▸ Brief
Arrange the data below as a Markdown table with the columns Row and Entry, numbering each line and leaving out blank lines. Include only the part that opens with the line containing "- brick: 12: [426, 904, 503, 940]" and closes with the line containing "- factors-of-8-label: Factors".

* * *

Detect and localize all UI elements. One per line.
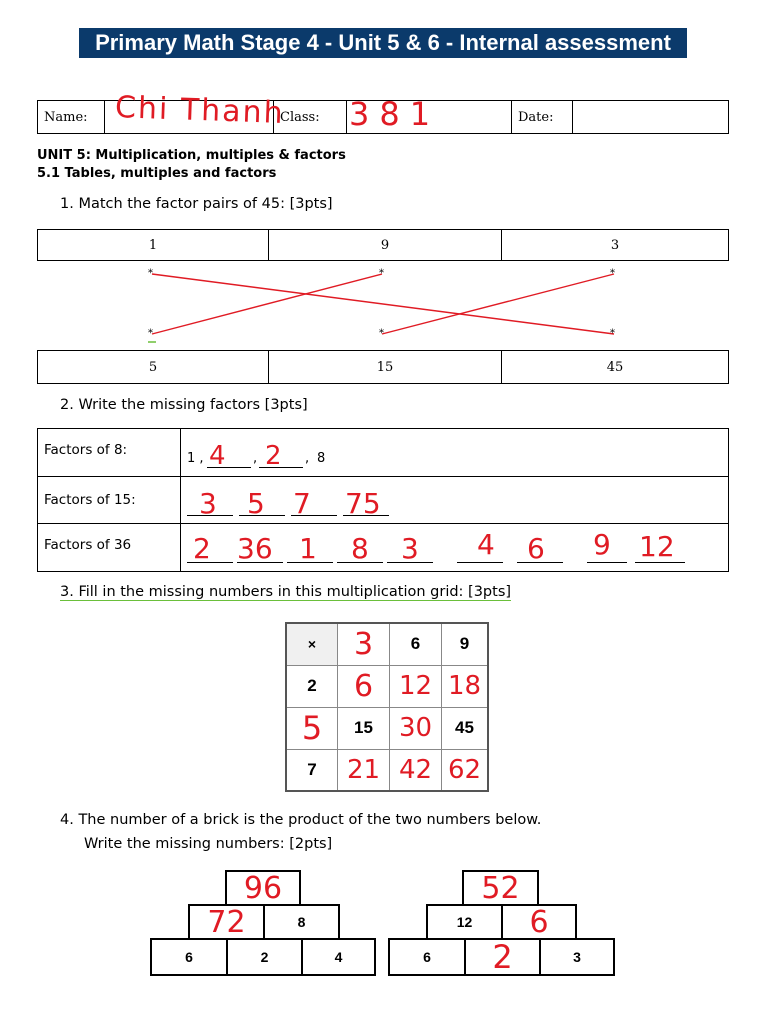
- brick: 12: [426, 904, 503, 940]
- factors-of-8-answers[interactable]: 1 , 4 , 2 , 8: [181, 429, 729, 477]
- class-value: 381: [349, 95, 441, 133]
- q1-bottom-table: [37, 350, 729, 384]
- match-dot[interactable]: *: [379, 328, 384, 339]
- match-dot[interactable]: *: [379, 268, 384, 279]
- factors-of-15-answers[interactable]: [181, 477, 729, 524]
- grid-cell: 2: [286, 665, 338, 707]
- q4-subtext: Write the missing numbers: [2pts]: [84, 836, 333, 852]
- name-label: Name:: [44, 109, 88, 125]
- brick-answer: 2: [492, 938, 513, 976]
- match-line: [152, 274, 614, 334]
- grid-answer: 18: [447, 671, 482, 701]
- brick[interactable]: [225, 870, 301, 906]
- grid-cell: 9: [442, 623, 489, 665]
- grid-cell: 7: [286, 749, 338, 791]
- match-dot[interactable]: *: [148, 268, 153, 279]
- q1-top-cell: 1: [38, 230, 269, 261]
- factors-36-answer: 4: [477, 528, 495, 561]
- brick[interactable]: [462, 870, 539, 906]
- brick-answer: 72: [207, 904, 246, 940]
- factors-8-suffix: 8: [317, 451, 326, 466]
- factors-15-answer: 7: [293, 487, 311, 520]
- class-label: Class:: [280, 109, 320, 125]
- grid-cell: 15: [338, 707, 390, 749]
- factors-36-answer: 3: [401, 532, 419, 565]
- q1-bottom-cell: 45: [502, 351, 729, 384]
- brick: 8: [263, 904, 340, 940]
- factors-8-answer: 2: [265, 441, 282, 471]
- brick[interactable]: [188, 904, 265, 940]
- brick-answer: 6: [529, 904, 549, 940]
- grid-cell: 6: [390, 623, 442, 665]
- factors-8-answer: 4: [209, 441, 226, 471]
- q1-top-cell: 9: [269, 230, 502, 261]
- q4-text: 4. The number of a brick is the product of the two numbers below.: [60, 812, 542, 828]
- q2-factors-table: [37, 428, 729, 572]
- grid-answer: 42: [398, 754, 433, 785]
- q1-top-cell: 3: [502, 230, 729, 261]
- factors-36-answer: 36: [237, 532, 273, 565]
- brick[interactable]: [464, 938, 541, 976]
- factors-15-answer: 5: [247, 487, 265, 520]
- grid-answer: 21: [346, 754, 381, 785]
- match-dot[interactable]: *: [610, 268, 615, 279]
- factors-of-8-label: Factors of 8:: [44, 442, 128, 458]
- name-value: Chi Thanh: [114, 90, 286, 131]
- match-line: [152, 274, 382, 334]
- q1-text: 1. Match the factor pairs of 45: [3pts]: [60, 196, 333, 212]
- section-title: 5.1 Tables, multiples and factors: [37, 166, 277, 181]
- factors-36-answer: 6: [527, 532, 545, 565]
- factors-36-answer: 1: [299, 532, 317, 565]
- q2-text: 2. Write the missing factors [3pts]: [60, 397, 308, 413]
- factors-36-answer: 12: [639, 530, 675, 563]
- brick: 4: [301, 938, 376, 976]
- factors-of-36-answers[interactable]: [181, 524, 729, 572]
- brick[interactable]: [501, 904, 577, 940]
- factors-36-answer: 9: [593, 528, 611, 561]
- factors-36-answer: 8: [351, 532, 369, 565]
- page-title: Primary Math Stage 4 - Unit 5 & 6 - Internal assessment: [79, 28, 687, 58]
- brick-answer: 52: [481, 870, 520, 906]
- grid-answer: 3: [353, 626, 374, 662]
- grid-answer: 62: [447, 754, 482, 785]
- factors-15-answer: 3: [199, 487, 217, 520]
- grid-answer: 12: [398, 671, 433, 701]
- grid-cell: 45: [442, 707, 489, 749]
- unit-title: UNIT 5: Multiplication, multiples & factors: [37, 148, 346, 163]
- match-dot[interactable]: *: [148, 328, 153, 339]
- factors-15-answer: 75: [345, 487, 381, 520]
- brick-answer: 96: [243, 870, 283, 906]
- multiplication-grid: [285, 622, 489, 792]
- grid-cell: ×: [286, 623, 338, 665]
- grid-answer: 5: [301, 709, 323, 747]
- factors-8-prefix: 1 ,: [187, 451, 204, 466]
- q1-bottom-cell: 5: [38, 351, 269, 384]
- grid-answer: 6: [353, 668, 374, 704]
- factors-of-36-label: Factors of 36: [44, 537, 132, 553]
- match-line: [382, 274, 614, 334]
- match-dot[interactable]: *: [610, 328, 615, 339]
- q1-bottom-cell: 15: [269, 351, 502, 384]
- q1-match-lines: [0, 0, 768, 400]
- brick: 3: [539, 938, 615, 976]
- brick: 6: [388, 938, 466, 976]
- date-label: Date:: [518, 109, 554, 125]
- factors-36-answer: 2: [193, 532, 211, 565]
- brick[interactable]: [226, 938, 303, 976]
- factors-of-15-label: Factors of 15:: [44, 492, 136, 508]
- grid-answer: 30: [398, 713, 433, 743]
- brick: 6: [150, 938, 228, 976]
- brick-value: 2: [260, 949, 269, 965]
- q3-text: 3. Fill in the missing numbers in this multiplication grid: [3pts]: [60, 584, 512, 600]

* * *

▸ Completed exercise
| Row | Entry |
|---|---|
| 1 | - brick: 12: [426, 904, 503, 940] |
| 2 | - factors-of-8-answers[interactable]: 1 , 4 , 2 , 8: [181, 429, 729, 477] |
| 3 | - class-value: 381: [349, 95, 441, 133] |
| 4 | - q1-bottom-table: [37, 350, 729, 384] |
| 5 | - match-dot[interactable]: *: [379, 328, 384, 339] |
| 6 | - match-dot[interactable]: *: [379, 268, 384, 279] |
| 7 | - factors-of-15-answers[interactable]: [181, 477, 729, 524] |
| 8 | - grid-cell: 2: [286, 665, 338, 707] |
| 9 | - q4-subtext: Write the missing numbers: [2pts]: [84, 836, 333, 852] |
| 10 | - name-label: Name:: [44, 109, 88, 125] |
| 11 | - brick-answer: 2: [492, 938, 513, 976] |
| 12 | - match-line: [152, 274, 614, 334] |
| 13 | - grid-answer: 18: [447, 671, 482, 701] |
| 14 | - brick[interactable]: [225, 870, 301, 906] |
| 15 | - grid-cell: 9: [442, 623, 489, 665] |
| 16 | - grid-cell: 7: [286, 749, 338, 791] |
| 17 | - match-dot[interactable]: *: [148, 268, 153, 279] |
| 18 | - q1-top-cell: 1: [38, 230, 269, 261] |
| 19 | - factors-36-answer: 4: [477, 528, 495, 561] |
| 20 | - brick[interactable]: [462, 870, 539, 906] |
| 21 | - brick-answer: 72: [207, 904, 246, 940] |
| 22 | - factors-8-suffix: 8: [317, 451, 326, 466] |
| 23 | - factors-15-answer: 7: [293, 487, 311, 520] |
| 24 | - class-label: Class:: [280, 109, 320, 125] |
| 25 | - grid-cell: 15: [338, 707, 390, 749] |
| 26 | - factors-36-answer: 3: [401, 532, 419, 565] |
| 27 | - q1-bottom-cell: 45: [502, 351, 729, 384] |
| 28 | - brick: 8: [263, 904, 340, 940] |
| 29 | - factors-8-answer: 2: [265, 441, 282, 471] |
| 30 | - brick[interactable]: [188, 904, 265, 940] |
| 31 | - brick-answer: 6: [529, 904, 549, 940] |
| 32 | - grid-cell: 6: [390, 623, 442, 665] |
| 33 | - factors-8-answer: 4: [209, 441, 226, 471] |
| 34 | - q1-top-cell: 9: [269, 230, 502, 261] |
| 35 | - q4-text: 4. The number of a brick is the product of the two numbers below.: [60, 812, 542, 828] |
| 36 | - q2-factors-table: [37, 428, 729, 572] |
| 37 | - grid-answer: 42: [398, 754, 433, 785] |
| 38 | - q1-top-cell: 3: [502, 230, 729, 261] |
| 39 | - factors-36-answer: 36: [237, 532, 273, 565] |
| 40 | - brick[interactable]: [464, 938, 541, 976] |
| 41 | - factors-15-answer: 5: [247, 487, 265, 520] |
| 42 | - grid-answer: 21: [346, 754, 381, 785] |
| 43 | - match-dot[interactable]: *: [610, 268, 615, 279] |
| 44 | - factors-of-8-label: Factors of 8:: [44, 442, 128, 458] |